## What you are asked to do
Copy word for word the line containing "Read the values" together with all lines following it to the end of the listing below, without the pictures.

★ ★ ★ ★

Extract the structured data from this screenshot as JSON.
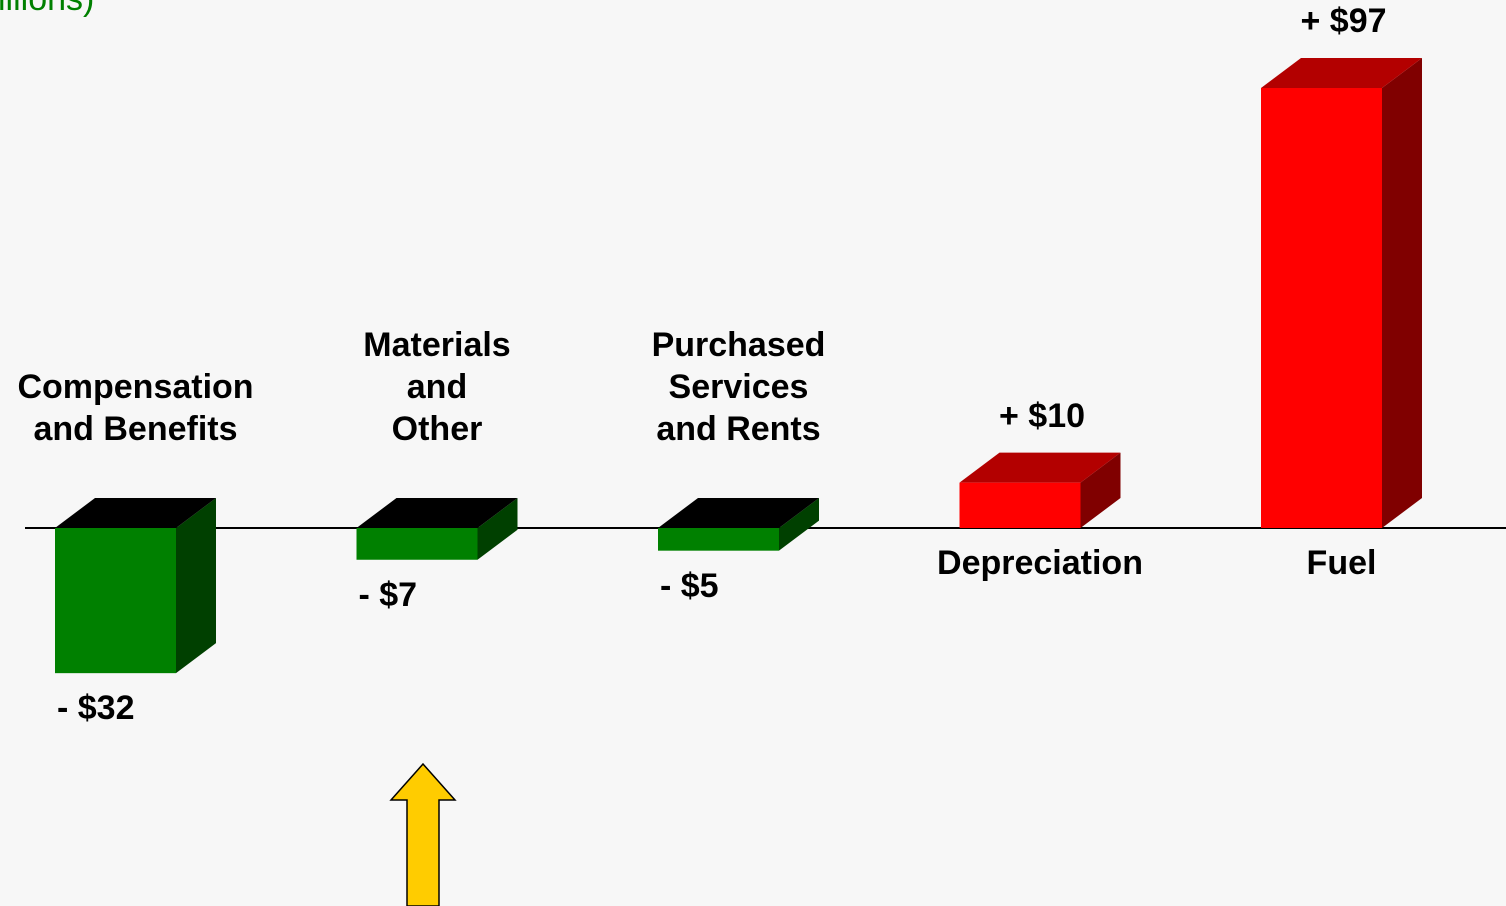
{
  "chart_data": {
    "type": "bar",
    "title": "illions)",
    "categories": [
      "Compensation and Benefits",
      "Materials and Other",
      "Purchased Services and Rents",
      "Depreciation",
      "Fuel"
    ],
    "values": [
      -32,
      -7,
      -5,
      10,
      97
    ],
    "value_labels": [
      "- $32",
      "- $7",
      "- $5",
      "+ $10",
      "+ $97"
    ],
    "colors": {
      "negative": "#008000",
      "positive": "#ff0000"
    }
  }
}
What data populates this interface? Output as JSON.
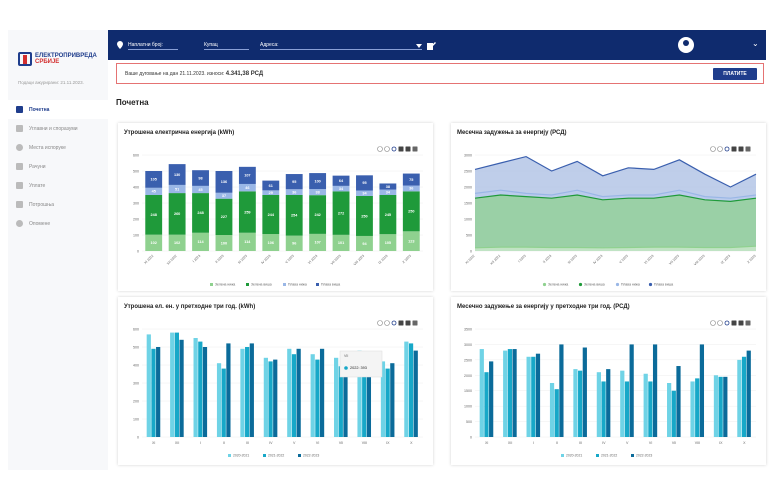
{
  "sidebar": {
    "logo_line1": "ЕЛЕКТРОПРИВРЕДА",
    "logo_line2": "СРБИЈЕ",
    "updated": "Подаци ажурирани: 21.11.2023.",
    "items": [
      {
        "label": "Почетна",
        "icon": "home-icon"
      },
      {
        "label": "Углавни и споразуми",
        "icon": "document-icon"
      },
      {
        "label": "Места испоруке",
        "icon": "location-icon"
      },
      {
        "label": "Рачуни",
        "icon": "invoice-icon"
      },
      {
        "label": "Уплате",
        "icon": "payment-icon"
      },
      {
        "label": "Потрошња",
        "icon": "chart-icon"
      },
      {
        "label": "Опомене",
        "icon": "warning-icon"
      }
    ]
  },
  "topbar": {
    "field1": "Наплатни број:",
    "field2": "Купац",
    "field3": "Адреса:"
  },
  "debt": {
    "text": "Ваше дуговање на дан 21.11.2023. износи:",
    "amount": "4.341,38 РСД",
    "pay_label": "ПЛАТИТЕ"
  },
  "page_title": "Почетна",
  "charts": {
    "c1_title": "Утрошена електрична енергија (kWh)",
    "c2_title": "Месечна задужења за енергију (РСД)",
    "c3_title": "Утрошена ел. ен. у претходне три год. (kWh)",
    "c4_title": "Месечно задужење за енергију у претходне три год. (РСД)",
    "tooltip_label": "VII",
    "tooltip_value": "2022: 393"
  },
  "colors": {
    "green_light": "#8fd18f",
    "green_dark": "#1f9a3a",
    "blue_light": "#9ab7e6",
    "blue_dark": "#3a5fae",
    "c1": "#6fd3e6",
    "c2": "#17a8c8",
    "c3": "#0b6b9a"
  },
  "chart_data": [
    {
      "type": "bar",
      "title": "Утрошена електрична енергија (kWh)",
      "categories": [
        "XI 2022",
        "XII 2022",
        "I 2023",
        "II 2023",
        "III 2023",
        "IV 2023",
        "V 2023",
        "VI 2023",
        "VII 2023",
        "VIII 2023",
        "IX 2023",
        "X 2023"
      ],
      "series": [
        {
          "name": "Зелена нижа",
          "values": [
            102,
            102,
            114,
            100,
            114,
            106,
            96,
            107,
            101,
            94,
            105,
            123
          ]
        },
        {
          "name": "Зелена виша",
          "values": [
            248,
            260,
            248,
            227,
            259,
            244,
            254,
            242,
            272,
            250,
            245,
            250
          ]
        },
        {
          "name": "Плава нижа",
          "values": [
            45,
            51,
            45,
            37,
            46,
            29,
            36,
            38,
            34,
            34,
            34,
            36
          ]
        },
        {
          "name": "Плава виша",
          "values": [
            105,
            130,
            98,
            136,
            107,
            61,
            95,
            100,
            64,
            95,
            38,
            75
          ]
        }
      ],
      "ylim": [
        0,
        600
      ],
      "legend": "bottom"
    },
    {
      "type": "area",
      "title": "Месечна задужења за енергију (РСД)",
      "categories": [
        "XI 2022",
        "XII 2022",
        "I 2023",
        "II 2023",
        "III 2023",
        "IV 2023",
        "V 2023",
        "VI 2023",
        "VII 2023",
        "VIII 2023",
        "IX 2023",
        "X 2023"
      ],
      "series": [
        {
          "name": "Зелена нижа",
          "values": [
            100,
            120,
            120,
            110,
            110,
            100,
            110,
            120,
            120,
            110,
            110,
            150
          ]
        },
        {
          "name": "Зелена виша",
          "values": [
            1650,
            1750,
            1700,
            1650,
            1750,
            1600,
            1650,
            1650,
            1750,
            1600,
            1550,
            1650
          ]
        },
        {
          "name": "Плава нижа",
          "values": [
            1800,
            1900,
            1800,
            1750,
            1900,
            1700,
            1750,
            1750,
            1900,
            1700,
            1650,
            1750
          ]
        },
        {
          "name": "Плава виша",
          "values": [
            2550,
            2750,
            2950,
            2500,
            2800,
            2350,
            2600,
            2550,
            2850,
            2400,
            2000,
            2400
          ]
        }
      ],
      "ylim": [
        0,
        3000
      ],
      "legend": "bottom"
    },
    {
      "type": "bar",
      "title": "Утрошена ел. ен. у претходне три год. (kWh)",
      "categories": [
        "XI",
        "XII",
        "I",
        "II",
        "III",
        "IV",
        "V",
        "VI",
        "VII",
        "VIII",
        "IX",
        "X"
      ],
      "series": [
        {
          "name": "2020-2021",
          "values": [
            570,
            580,
            550,
            410,
            490,
            440,
            490,
            460,
            440,
            480,
            420,
            530
          ]
        },
        {
          "name": "2021-2022",
          "values": [
            490,
            580,
            530,
            380,
            500,
            420,
            460,
            430,
            393,
            470,
            380,
            520
          ]
        },
        {
          "name": "2022-2023",
          "values": [
            500,
            540,
            500,
            520,
            520,
            430,
            490,
            490,
            400,
            450,
            410,
            480
          ]
        }
      ],
      "ylim": [
        0,
        600
      ],
      "legend": "bottom"
    },
    {
      "type": "bar",
      "title": "Месечно задужење за енергију у претходне три год. (РСД)",
      "categories": [
        "XI",
        "XII",
        "I",
        "II",
        "III",
        "IV",
        "V",
        "VI",
        "VII",
        "VIII",
        "IX",
        "X"
      ],
      "series": [
        {
          "name": "2020-2021",
          "values": [
            2850,
            2800,
            2600,
            1750,
            2200,
            2100,
            2150,
            2050,
            1750,
            1800,
            2000,
            2500
          ]
        },
        {
          "name": "2021-2022",
          "values": [
            2100,
            2850,
            2600,
            1550,
            2150,
            1800,
            1800,
            1800,
            1500,
            1900,
            1950,
            2600
          ]
        },
        {
          "name": "2022-2023",
          "values": [
            2450,
            2850,
            2700,
            3000,
            2900,
            2200,
            3000,
            3000,
            2300,
            3000,
            1950,
            2800
          ]
        }
      ],
      "ylim": [
        0,
        3500
      ],
      "legend": "bottom"
    }
  ]
}
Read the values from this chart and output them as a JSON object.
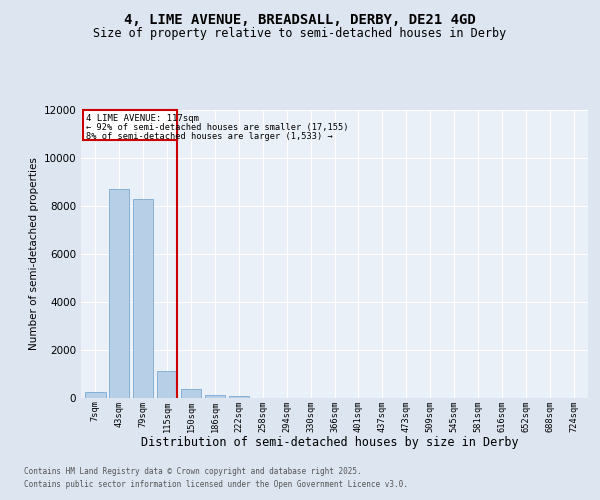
{
  "title1": "4, LIME AVENUE, BREADSALL, DERBY, DE21 4GD",
  "title2": "Size of property relative to semi-detached houses in Derby",
  "xlabel": "Distribution of semi-detached houses by size in Derby",
  "ylabel": "Number of semi-detached properties",
  "categories": [
    "7sqm",
    "43sqm",
    "79sqm",
    "115sqm",
    "150sqm",
    "186sqm",
    "222sqm",
    "258sqm",
    "294sqm",
    "330sqm",
    "366sqm",
    "401sqm",
    "437sqm",
    "473sqm",
    "509sqm",
    "545sqm",
    "581sqm",
    "616sqm",
    "652sqm",
    "688sqm",
    "724sqm"
  ],
  "values": [
    230,
    8700,
    8300,
    1100,
    350,
    110,
    50,
    0,
    0,
    0,
    0,
    0,
    0,
    0,
    0,
    0,
    0,
    0,
    0,
    0,
    0
  ],
  "bar_color": "#b8cfe8",
  "bar_edge_color": "#7aaad0",
  "vline_x": 3,
  "vline_color": "#cc0000",
  "annotation_title": "4 LIME AVENUE: 117sqm",
  "annotation_line1": "← 92% of semi-detached houses are smaller (17,155)",
  "annotation_line2": "8% of semi-detached houses are larger (1,533) →",
  "annotation_box_color": "#cc0000",
  "ylim": [
    0,
    12000
  ],
  "yticks": [
    0,
    2000,
    4000,
    6000,
    8000,
    10000,
    12000
  ],
  "bg_color": "#dde5f0",
  "plot_bg_color": "#eaf0f8",
  "footer1": "Contains HM Land Registry data © Crown copyright and database right 2025.",
  "footer2": "Contains public sector information licensed under the Open Government Licence v3.0."
}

★ ★ ★ ★

## Result for this exercise
Read the values from this chart and output them as a JSON object.
{
  "title1": "4, LIME AVENUE, BREADSALL, DERBY, DE21 4GD",
  "title2": "Size of property relative to semi-detached houses in Derby",
  "xlabel": "Distribution of semi-detached houses by size in Derby",
  "ylabel": "Number of semi-detached properties",
  "categories": [
    "7sqm",
    "43sqm",
    "79sqm",
    "115sqm",
    "150sqm",
    "186sqm",
    "222sqm",
    "258sqm",
    "294sqm",
    "330sqm",
    "366sqm",
    "401sqm",
    "437sqm",
    "473sqm",
    "509sqm",
    "545sqm",
    "581sqm",
    "616sqm",
    "652sqm",
    "688sqm",
    "724sqm"
  ],
  "values": [
    230,
    8700,
    8300,
    1100,
    350,
    110,
    50,
    0,
    0,
    0,
    0,
    0,
    0,
    0,
    0,
    0,
    0,
    0,
    0,
    0,
    0
  ],
  "bar_color": "#b8cfe8",
  "bar_edge_color": "#7aaad0",
  "vline_x": 3,
  "vline_color": "#cc0000",
  "annotation_title": "4 LIME AVENUE: 117sqm",
  "annotation_line1": "← 92% of semi-detached houses are smaller (17,155)",
  "annotation_line2": "8% of semi-detached houses are larger (1,533) →",
  "annotation_box_color": "#cc0000",
  "ylim": [
    0,
    12000
  ],
  "yticks": [
    0,
    2000,
    4000,
    6000,
    8000,
    10000,
    12000
  ],
  "bg_color": "#dde5f0",
  "plot_bg_color": "#eaf0f8",
  "footer1": "Contains HM Land Registry data © Crown copyright and database right 2025.",
  "footer2": "Contains public sector information licensed under the Open Government Licence v3.0."
}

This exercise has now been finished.